* Instruction *
Copy every line of the records below verbatim, and leave the pictures out of your answer.

* Records supplied *
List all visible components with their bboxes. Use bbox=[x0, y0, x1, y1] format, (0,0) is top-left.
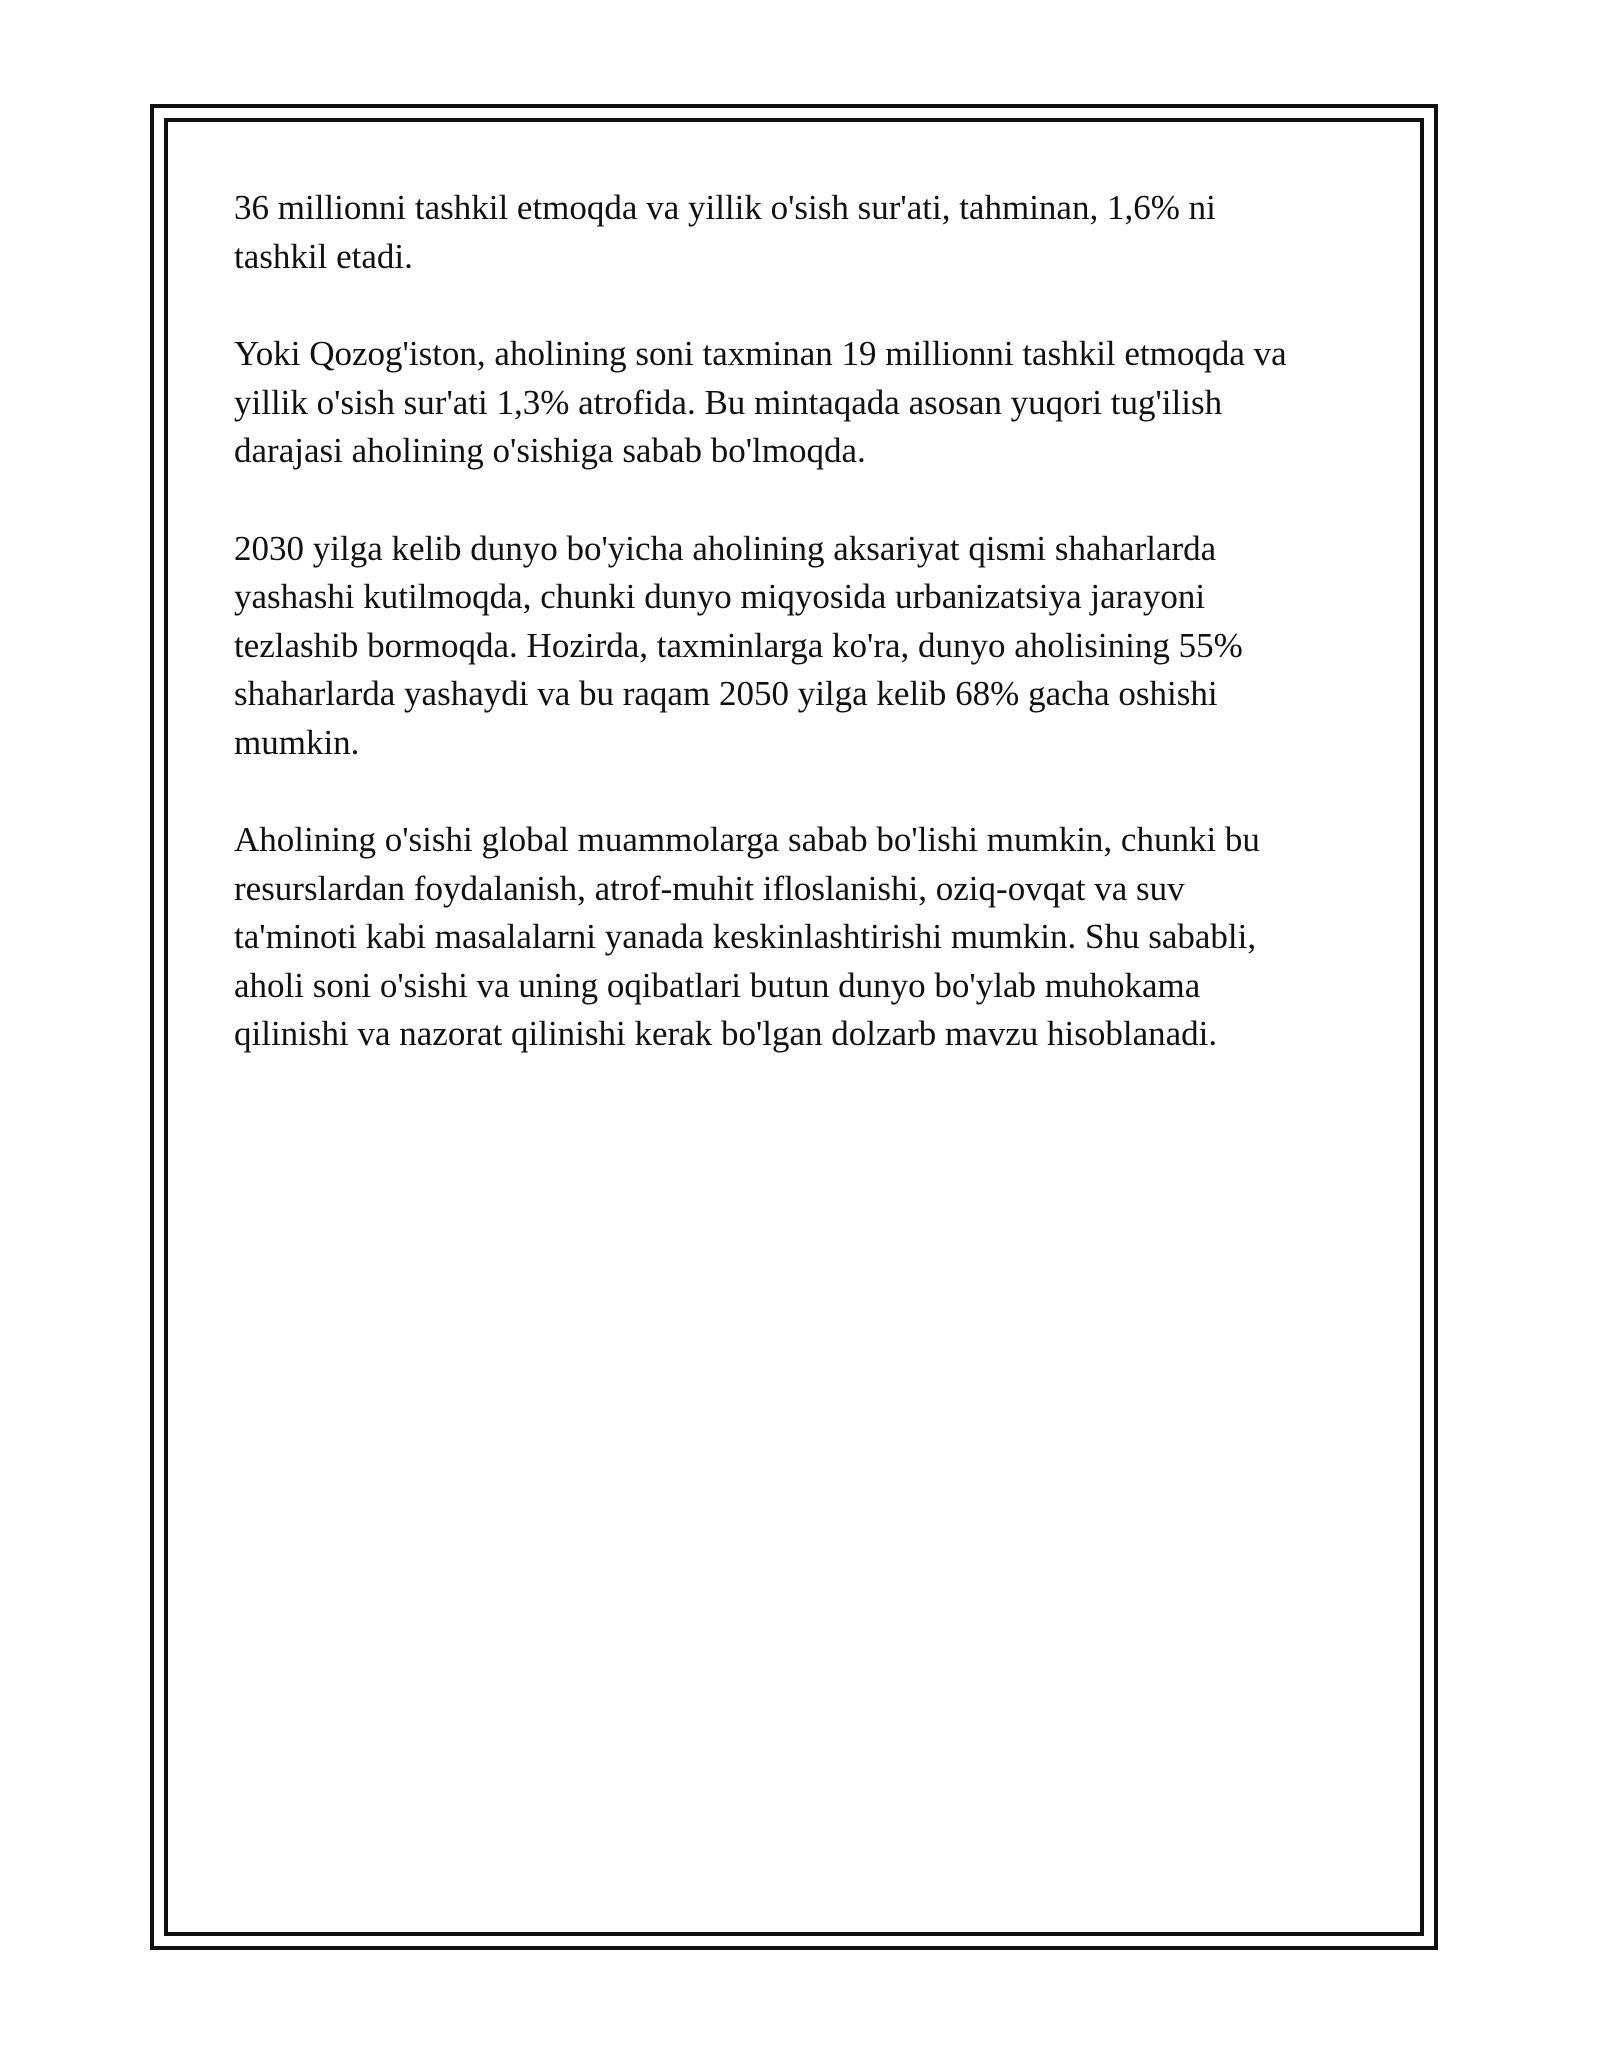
paragraph-4-line-5: qilinishi va nazorat qilinishi kerak bo'lgan dolzarb mavzu hisoblanadi. bbox=[234, 1014, 1218, 1053]
paragraph-3 bbox=[234, 525, 1354, 768]
paragraph-1 bbox=[234, 184, 1354, 281]
paragraph-2-line-1: Yoki Qozog'iston, aholining soni taxminan 19 millionni tashkil etmoqda va bbox=[234, 334, 1287, 373]
paragraph-4-line-1: Aholining o'sishi global muammolarga sabab bo'lishi mumkin, chunki bu bbox=[234, 820, 1260, 859]
document-body bbox=[234, 184, 1354, 1108]
paragraph-4 bbox=[234, 816, 1354, 1059]
paragraph-3-line-5: mumkin. bbox=[234, 722, 360, 762]
paragraph-3-line-3: tezlashib bormoqda. Hozirda, taxminlarga ko'ra, dunyo aholisining 55% bbox=[234, 625, 1243, 665]
paragraph-2-line-2: yillik o'sish sur'ati 1,3% atrofida. Bu mintaqada asosan yuqori tug'ilish bbox=[234, 382, 1223, 422]
paragraph-2 bbox=[234, 330, 1354, 476]
paragraph-2-line-3: darajasi aholining o'sishiga sabab bo'lmoqda. bbox=[234, 431, 866, 470]
paragraph-4-line-3: ta'minoti kabi masalalarni yanada keskinlashtirishi mumkin. Shu sababli, bbox=[234, 917, 1257, 956]
paragraph-1-line-1: 36 millionni tashkil etmoqda va yillik o'sish sur'ati, tahminan, 1,6% ni bbox=[234, 188, 1216, 227]
paragraph-3-line-1: 2030 yilga kelib dunyo bo'yicha aholining aksariyat qismi shaharlarda bbox=[234, 528, 1217, 568]
paragraph-3-line-2: yashashi kutilmoqda, chunki dunyo miqyosida urbanizatsiya jarayoni bbox=[234, 577, 1206, 616]
paragraph-3-line-4: shaharlarda yashaydi va bu raqam 2050 yilga kelib 68% gacha oshishi bbox=[234, 674, 1218, 713]
paragraph-4-line-4: aholi soni o'sishi va uning oqibatlari butun dunyo bo'ylab muhokama bbox=[234, 965, 1201, 1005]
paragraph-1-line-2: tashkil etadi. bbox=[234, 236, 413, 276]
paragraph-4-line-2: resurslardan foydalanish, atrof-muhit ifloslanishi, oziq-ovqat va suv bbox=[234, 868, 1185, 908]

* Complete response *
List all visible components with their bboxes. Use bbox=[x0, y0, x1, y1] format, (0,0) is top-left.
paragraph-4-line-5: qilinishi va nazorat qilinishi kerak bo'lgan dolzarb mavzu hisoblanadi. bbox=[234, 1014, 1218, 1053]
paragraph-3 bbox=[234, 525, 1354, 768]
paragraph-1 bbox=[234, 184, 1354, 281]
paragraph-2-line-1: Yoki Qozog'iston, aholining soni taxminan 19 millionni tashkil etmoqda va bbox=[234, 334, 1287, 373]
paragraph-4-line-1: Aholining o'sishi global muammolarga sabab bo'lishi mumkin, chunki bu bbox=[234, 820, 1260, 859]
document-body bbox=[234, 184, 1354, 1108]
paragraph-4 bbox=[234, 816, 1354, 1059]
paragraph-3-line-5: mumkin. bbox=[234, 722, 360, 762]
paragraph-3-line-3: tezlashib bormoqda. Hozirda, taxminlarga ko'ra, dunyo aholisining 55% bbox=[234, 625, 1243, 665]
paragraph-2-line-2: yillik o'sish sur'ati 1,3% atrofida. Bu mintaqada asosan yuqori tug'ilish bbox=[234, 382, 1223, 422]
paragraph-2 bbox=[234, 330, 1354, 476]
paragraph-2-line-3: darajasi aholining o'sishiga sabab bo'lmoqda. bbox=[234, 431, 866, 470]
paragraph-4-line-3: ta'minoti kabi masalalarni yanada keskinlashtirishi mumkin. Shu sababli, bbox=[234, 917, 1257, 956]
paragraph-1-line-1: 36 millionni tashkil etmoqda va yillik o'sish sur'ati, tahminan, 1,6% ni bbox=[234, 188, 1216, 227]
paragraph-3-line-1: 2030 yilga kelib dunyo bo'yicha aholining aksariyat qismi shaharlarda bbox=[234, 528, 1217, 568]
paragraph-3-line-2: yashashi kutilmoqda, chunki dunyo miqyosida urbanizatsiya jarayoni bbox=[234, 577, 1206, 616]
paragraph-3-line-4: shaharlarda yashaydi va bu raqam 2050 yilga kelib 68% gacha oshishi bbox=[234, 674, 1218, 713]
paragraph-4-line-4: aholi soni o'sishi va uning oqibatlari butun dunyo bo'ylab muhokama bbox=[234, 965, 1201, 1005]
paragraph-1-line-2: tashkil etadi. bbox=[234, 236, 413, 276]
paragraph-4-line-2: resurslardan foydalanish, atrof-muhit ifloslanishi, oziq-ovqat va suv bbox=[234, 868, 1185, 908]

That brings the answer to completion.